## Available records
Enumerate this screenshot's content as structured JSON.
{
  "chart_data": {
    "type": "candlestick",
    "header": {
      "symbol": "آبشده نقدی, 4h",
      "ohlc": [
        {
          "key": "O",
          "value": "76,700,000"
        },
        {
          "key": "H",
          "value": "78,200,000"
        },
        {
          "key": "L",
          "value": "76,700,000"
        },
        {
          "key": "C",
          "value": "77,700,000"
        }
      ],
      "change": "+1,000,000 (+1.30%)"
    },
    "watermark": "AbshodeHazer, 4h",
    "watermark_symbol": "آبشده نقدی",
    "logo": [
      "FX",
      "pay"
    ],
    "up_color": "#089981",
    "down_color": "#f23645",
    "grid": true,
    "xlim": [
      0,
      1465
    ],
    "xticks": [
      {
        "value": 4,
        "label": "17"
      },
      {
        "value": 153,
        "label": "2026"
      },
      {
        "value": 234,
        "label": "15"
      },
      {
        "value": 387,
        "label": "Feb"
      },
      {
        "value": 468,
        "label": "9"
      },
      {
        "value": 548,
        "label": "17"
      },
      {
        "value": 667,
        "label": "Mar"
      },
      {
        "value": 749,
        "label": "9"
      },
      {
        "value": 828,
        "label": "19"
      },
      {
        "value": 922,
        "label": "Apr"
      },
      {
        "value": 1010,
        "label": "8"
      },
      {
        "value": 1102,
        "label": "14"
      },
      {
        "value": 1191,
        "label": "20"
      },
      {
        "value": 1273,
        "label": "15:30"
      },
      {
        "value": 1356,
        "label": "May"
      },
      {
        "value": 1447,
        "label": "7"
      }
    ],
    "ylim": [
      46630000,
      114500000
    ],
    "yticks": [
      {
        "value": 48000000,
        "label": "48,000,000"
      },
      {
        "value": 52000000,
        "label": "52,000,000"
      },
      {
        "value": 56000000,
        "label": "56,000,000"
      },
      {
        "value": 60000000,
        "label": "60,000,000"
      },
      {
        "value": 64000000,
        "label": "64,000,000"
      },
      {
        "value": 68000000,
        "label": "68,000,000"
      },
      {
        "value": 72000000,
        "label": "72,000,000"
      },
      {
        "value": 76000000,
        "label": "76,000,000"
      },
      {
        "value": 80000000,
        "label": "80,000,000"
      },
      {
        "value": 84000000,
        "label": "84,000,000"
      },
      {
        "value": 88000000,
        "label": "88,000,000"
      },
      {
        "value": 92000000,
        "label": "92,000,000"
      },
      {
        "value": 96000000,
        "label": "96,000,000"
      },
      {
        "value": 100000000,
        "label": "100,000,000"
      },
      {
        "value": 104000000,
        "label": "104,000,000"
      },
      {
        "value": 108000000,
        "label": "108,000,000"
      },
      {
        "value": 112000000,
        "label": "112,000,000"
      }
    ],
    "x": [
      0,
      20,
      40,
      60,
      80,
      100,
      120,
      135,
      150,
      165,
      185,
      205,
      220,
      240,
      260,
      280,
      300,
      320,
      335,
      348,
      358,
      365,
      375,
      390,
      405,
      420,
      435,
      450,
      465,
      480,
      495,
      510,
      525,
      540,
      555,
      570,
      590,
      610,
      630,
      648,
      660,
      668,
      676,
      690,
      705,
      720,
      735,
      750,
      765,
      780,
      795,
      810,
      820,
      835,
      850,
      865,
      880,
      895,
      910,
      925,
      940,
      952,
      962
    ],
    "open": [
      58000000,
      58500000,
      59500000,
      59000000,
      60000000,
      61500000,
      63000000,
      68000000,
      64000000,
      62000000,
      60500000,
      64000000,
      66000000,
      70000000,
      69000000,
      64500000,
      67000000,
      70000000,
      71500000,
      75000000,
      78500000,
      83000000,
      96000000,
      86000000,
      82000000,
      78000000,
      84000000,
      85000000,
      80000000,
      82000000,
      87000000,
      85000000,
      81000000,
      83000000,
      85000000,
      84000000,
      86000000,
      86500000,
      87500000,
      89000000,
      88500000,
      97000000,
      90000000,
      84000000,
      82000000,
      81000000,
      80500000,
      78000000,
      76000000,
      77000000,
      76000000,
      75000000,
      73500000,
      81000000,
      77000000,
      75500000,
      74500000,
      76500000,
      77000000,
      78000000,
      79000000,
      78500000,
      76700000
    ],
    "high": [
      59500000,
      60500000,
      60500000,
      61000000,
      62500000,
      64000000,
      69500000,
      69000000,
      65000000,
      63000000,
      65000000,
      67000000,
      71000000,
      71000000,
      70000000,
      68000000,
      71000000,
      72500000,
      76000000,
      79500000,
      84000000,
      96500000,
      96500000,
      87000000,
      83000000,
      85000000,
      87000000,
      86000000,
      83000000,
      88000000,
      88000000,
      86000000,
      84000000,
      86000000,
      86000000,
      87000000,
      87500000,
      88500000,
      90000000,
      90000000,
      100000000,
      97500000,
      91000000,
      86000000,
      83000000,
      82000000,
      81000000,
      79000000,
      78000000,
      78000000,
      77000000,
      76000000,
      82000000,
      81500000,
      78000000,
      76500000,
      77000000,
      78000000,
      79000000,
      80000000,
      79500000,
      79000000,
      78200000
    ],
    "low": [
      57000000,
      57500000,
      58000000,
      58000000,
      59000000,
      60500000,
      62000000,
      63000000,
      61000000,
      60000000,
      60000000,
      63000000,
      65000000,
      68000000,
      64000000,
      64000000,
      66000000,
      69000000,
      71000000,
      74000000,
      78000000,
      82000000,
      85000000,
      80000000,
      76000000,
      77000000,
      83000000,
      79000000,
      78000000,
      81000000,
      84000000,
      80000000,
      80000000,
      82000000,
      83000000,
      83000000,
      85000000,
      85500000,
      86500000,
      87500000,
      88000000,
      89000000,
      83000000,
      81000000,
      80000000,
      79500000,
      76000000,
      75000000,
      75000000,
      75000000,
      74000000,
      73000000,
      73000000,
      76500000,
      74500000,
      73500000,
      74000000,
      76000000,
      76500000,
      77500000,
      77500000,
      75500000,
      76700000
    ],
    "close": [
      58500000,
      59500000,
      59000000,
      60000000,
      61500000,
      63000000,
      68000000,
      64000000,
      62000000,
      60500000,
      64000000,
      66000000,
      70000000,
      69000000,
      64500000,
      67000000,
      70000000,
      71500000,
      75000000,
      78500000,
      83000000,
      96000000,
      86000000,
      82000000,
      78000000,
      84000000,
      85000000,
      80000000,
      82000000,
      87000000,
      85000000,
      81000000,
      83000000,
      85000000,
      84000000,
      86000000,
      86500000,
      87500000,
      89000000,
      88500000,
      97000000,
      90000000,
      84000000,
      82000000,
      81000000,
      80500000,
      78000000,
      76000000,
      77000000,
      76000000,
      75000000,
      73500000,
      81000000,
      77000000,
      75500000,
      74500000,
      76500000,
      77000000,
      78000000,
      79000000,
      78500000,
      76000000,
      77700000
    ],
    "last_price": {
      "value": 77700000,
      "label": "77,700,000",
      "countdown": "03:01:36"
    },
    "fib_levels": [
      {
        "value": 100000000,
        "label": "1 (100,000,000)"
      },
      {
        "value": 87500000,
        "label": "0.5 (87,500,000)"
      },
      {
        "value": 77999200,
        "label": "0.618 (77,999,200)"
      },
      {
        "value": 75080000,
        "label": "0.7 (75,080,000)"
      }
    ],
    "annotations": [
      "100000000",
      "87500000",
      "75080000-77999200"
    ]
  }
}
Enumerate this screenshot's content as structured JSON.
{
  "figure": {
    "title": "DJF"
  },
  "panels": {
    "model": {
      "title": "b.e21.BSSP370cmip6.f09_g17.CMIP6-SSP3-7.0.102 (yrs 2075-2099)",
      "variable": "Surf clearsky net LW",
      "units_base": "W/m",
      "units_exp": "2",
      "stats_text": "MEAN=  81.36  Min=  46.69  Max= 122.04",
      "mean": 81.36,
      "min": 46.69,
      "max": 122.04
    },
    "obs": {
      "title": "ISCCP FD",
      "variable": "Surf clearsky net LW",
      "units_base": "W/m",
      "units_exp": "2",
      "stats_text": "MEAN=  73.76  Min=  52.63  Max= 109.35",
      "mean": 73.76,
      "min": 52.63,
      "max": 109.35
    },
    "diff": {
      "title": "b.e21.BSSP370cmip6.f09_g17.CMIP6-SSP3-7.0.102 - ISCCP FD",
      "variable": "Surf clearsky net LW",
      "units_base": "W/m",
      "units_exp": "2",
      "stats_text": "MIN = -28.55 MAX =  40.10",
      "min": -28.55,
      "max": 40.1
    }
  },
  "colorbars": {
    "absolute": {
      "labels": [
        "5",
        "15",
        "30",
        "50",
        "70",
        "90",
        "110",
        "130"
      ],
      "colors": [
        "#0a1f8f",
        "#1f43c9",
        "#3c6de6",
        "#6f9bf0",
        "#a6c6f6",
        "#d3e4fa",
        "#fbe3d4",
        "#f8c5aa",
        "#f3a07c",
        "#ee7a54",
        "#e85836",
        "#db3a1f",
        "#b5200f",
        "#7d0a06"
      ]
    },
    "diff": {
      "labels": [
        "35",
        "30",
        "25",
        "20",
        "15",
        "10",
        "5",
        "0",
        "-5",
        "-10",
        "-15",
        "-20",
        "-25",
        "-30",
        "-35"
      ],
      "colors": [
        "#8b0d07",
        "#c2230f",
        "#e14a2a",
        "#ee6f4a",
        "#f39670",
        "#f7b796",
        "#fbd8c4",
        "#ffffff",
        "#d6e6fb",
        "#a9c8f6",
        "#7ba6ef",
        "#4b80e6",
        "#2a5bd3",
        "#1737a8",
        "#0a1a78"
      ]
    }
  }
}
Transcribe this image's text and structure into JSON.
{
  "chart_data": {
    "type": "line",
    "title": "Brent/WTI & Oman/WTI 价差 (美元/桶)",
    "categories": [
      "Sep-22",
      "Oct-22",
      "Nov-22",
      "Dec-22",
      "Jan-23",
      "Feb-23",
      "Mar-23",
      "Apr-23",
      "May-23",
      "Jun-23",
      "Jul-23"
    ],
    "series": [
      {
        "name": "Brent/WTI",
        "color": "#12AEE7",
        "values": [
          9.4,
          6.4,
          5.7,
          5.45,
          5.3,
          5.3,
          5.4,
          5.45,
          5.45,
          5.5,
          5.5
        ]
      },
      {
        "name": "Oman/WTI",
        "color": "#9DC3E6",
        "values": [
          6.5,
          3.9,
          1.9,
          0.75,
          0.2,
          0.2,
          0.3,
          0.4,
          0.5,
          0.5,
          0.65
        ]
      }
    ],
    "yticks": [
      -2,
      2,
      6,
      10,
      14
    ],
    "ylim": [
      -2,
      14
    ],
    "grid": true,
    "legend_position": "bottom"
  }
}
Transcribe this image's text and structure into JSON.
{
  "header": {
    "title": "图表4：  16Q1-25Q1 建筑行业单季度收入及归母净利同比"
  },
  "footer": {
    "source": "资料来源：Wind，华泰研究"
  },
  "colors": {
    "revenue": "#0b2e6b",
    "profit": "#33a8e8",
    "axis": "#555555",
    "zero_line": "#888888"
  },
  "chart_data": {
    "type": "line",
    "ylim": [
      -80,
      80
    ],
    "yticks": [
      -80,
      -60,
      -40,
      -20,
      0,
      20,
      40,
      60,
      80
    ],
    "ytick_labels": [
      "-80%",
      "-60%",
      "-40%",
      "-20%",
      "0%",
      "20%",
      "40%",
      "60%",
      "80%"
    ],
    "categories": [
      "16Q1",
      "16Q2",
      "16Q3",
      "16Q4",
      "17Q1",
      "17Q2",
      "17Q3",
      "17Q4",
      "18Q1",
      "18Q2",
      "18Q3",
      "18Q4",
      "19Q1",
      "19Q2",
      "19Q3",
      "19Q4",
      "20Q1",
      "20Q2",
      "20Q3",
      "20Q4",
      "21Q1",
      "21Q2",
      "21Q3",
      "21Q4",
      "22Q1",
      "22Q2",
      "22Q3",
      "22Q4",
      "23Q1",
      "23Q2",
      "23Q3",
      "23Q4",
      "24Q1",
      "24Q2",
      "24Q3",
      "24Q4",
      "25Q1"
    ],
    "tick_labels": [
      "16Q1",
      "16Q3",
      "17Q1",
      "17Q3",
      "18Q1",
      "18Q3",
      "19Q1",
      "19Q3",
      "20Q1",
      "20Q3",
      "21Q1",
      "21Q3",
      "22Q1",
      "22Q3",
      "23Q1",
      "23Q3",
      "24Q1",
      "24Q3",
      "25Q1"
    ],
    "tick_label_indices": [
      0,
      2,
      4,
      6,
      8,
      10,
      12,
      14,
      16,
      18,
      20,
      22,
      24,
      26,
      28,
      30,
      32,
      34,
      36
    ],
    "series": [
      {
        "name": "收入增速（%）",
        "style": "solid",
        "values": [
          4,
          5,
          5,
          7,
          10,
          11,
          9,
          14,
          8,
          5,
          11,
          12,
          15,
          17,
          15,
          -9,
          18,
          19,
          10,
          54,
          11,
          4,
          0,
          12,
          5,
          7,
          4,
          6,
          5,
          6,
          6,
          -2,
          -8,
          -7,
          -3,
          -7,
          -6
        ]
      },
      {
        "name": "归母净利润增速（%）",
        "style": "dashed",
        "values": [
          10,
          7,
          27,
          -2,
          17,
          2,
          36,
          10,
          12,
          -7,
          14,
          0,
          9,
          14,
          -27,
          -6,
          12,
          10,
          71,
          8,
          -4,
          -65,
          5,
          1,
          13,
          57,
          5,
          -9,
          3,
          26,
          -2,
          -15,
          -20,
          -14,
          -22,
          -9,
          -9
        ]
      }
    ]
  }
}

## What is needed
Return every line in the listing that contains the word "ISCCP".

## Complete response
      "title": "ISCCP FD",
      "title": "b.e21.BSSP370cmip6.f09_g17.CMIP6-SSP3-7.0.102 - ISCCP FD",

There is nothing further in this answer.